:: Given data ::
------------------------------------
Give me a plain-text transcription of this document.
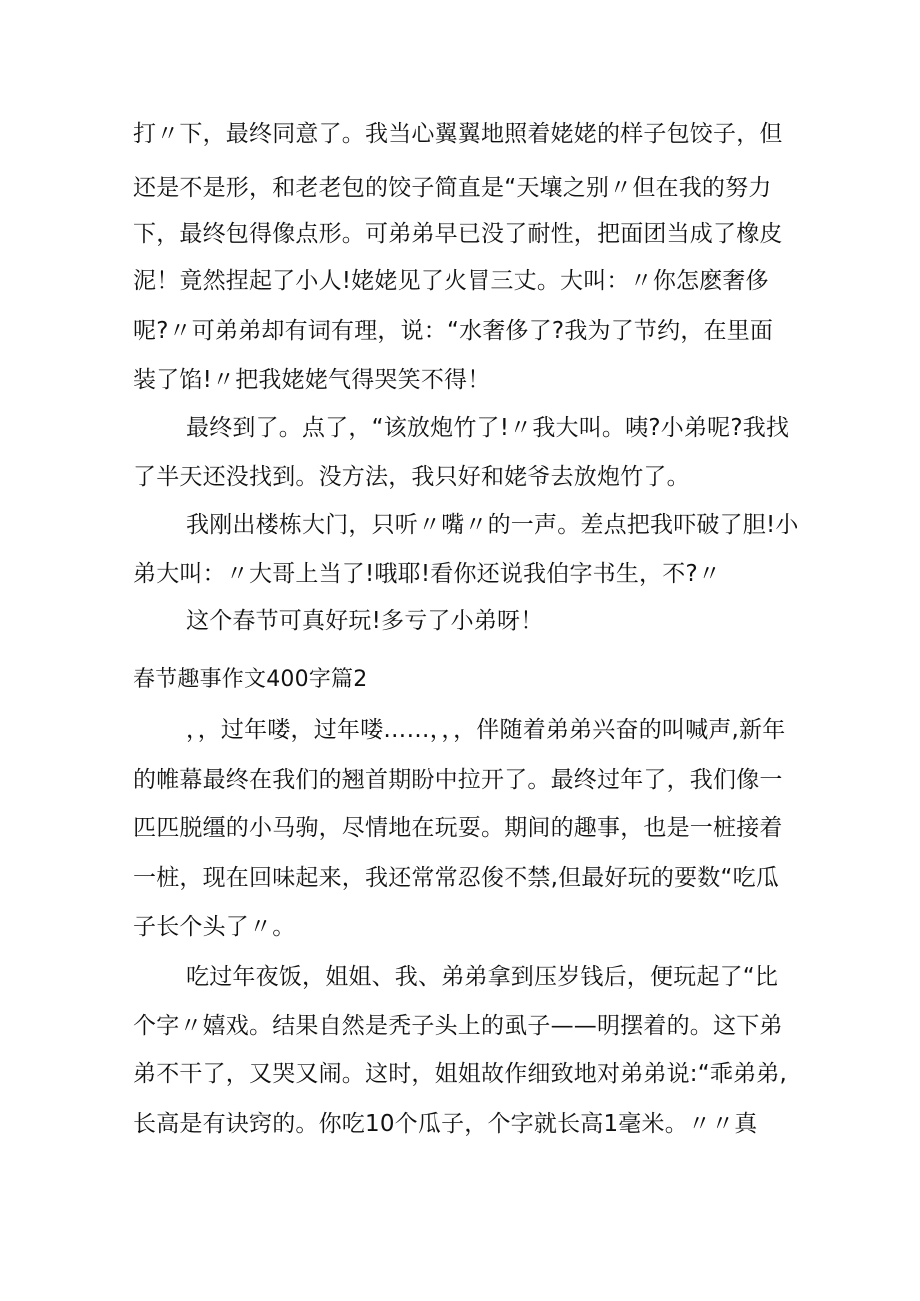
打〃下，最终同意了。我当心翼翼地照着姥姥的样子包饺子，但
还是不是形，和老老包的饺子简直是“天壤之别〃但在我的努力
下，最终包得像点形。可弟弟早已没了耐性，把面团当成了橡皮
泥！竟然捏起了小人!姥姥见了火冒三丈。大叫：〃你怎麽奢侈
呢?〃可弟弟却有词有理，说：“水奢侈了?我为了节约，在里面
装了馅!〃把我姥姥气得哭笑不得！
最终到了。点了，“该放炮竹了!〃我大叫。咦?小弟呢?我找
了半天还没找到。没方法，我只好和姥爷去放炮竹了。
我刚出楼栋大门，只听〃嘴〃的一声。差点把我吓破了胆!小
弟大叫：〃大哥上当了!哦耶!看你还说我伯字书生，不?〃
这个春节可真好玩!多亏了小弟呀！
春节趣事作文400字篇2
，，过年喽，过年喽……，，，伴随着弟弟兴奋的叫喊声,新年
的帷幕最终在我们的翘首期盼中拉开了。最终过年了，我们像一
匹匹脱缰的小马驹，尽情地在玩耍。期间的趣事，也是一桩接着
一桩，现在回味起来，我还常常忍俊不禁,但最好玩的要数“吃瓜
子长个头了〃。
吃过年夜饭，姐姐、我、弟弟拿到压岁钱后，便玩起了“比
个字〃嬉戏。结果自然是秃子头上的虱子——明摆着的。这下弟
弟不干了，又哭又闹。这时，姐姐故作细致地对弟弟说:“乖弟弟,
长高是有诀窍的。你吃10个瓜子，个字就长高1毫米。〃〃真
------------------------------------
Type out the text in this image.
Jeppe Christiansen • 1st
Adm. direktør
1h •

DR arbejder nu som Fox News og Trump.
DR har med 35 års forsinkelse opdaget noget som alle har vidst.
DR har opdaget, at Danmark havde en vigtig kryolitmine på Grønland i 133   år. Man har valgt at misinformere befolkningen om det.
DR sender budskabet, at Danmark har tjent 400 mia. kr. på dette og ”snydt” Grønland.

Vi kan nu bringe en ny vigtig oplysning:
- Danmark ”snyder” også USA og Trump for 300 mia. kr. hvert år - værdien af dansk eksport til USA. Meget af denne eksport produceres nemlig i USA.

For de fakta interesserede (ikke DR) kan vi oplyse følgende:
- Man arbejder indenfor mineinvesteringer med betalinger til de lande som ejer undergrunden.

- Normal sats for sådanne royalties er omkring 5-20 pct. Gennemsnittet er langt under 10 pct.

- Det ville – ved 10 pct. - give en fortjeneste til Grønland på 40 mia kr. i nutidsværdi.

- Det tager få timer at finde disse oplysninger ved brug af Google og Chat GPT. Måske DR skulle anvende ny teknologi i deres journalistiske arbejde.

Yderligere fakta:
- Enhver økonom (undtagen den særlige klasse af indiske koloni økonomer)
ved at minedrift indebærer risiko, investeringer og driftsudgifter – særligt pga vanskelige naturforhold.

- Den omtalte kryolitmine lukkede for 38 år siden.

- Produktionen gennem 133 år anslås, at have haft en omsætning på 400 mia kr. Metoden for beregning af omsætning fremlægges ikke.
------------------------------------
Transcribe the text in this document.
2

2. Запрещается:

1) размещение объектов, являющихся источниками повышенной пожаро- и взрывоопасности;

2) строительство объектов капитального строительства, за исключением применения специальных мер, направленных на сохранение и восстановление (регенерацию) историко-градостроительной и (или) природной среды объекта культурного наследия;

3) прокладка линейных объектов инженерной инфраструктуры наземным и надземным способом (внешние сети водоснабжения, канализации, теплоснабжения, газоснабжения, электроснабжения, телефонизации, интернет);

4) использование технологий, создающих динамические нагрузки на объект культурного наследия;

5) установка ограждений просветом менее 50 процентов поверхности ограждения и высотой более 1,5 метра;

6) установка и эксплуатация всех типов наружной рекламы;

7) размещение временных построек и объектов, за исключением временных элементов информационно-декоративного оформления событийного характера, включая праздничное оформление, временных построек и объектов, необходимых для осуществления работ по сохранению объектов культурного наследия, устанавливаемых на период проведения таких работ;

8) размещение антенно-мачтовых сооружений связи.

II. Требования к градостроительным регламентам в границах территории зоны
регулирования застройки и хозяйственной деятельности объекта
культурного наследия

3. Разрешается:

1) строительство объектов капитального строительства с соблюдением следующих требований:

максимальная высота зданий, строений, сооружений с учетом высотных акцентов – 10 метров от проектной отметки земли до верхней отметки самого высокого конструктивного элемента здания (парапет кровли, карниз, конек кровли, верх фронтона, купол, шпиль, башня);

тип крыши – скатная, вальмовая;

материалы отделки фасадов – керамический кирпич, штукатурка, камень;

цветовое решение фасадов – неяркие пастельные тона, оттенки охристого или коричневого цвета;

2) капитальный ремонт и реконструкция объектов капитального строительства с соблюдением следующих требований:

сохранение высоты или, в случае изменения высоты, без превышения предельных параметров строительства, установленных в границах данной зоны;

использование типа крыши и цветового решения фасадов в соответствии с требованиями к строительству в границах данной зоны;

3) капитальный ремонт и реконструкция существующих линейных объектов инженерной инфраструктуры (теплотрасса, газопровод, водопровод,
------------------------------------
:: Goal ::
Search the records for the word "Trump", then list every line that has it.

:: Result ::
DR arbejder nu som Fox News og Trump.
- Danmark ”snyder” også USA og Trump for 300 mia. kr. hvert år - værdien af dansk eksport til USA. Meget af denne eksport produceres nemlig i USA.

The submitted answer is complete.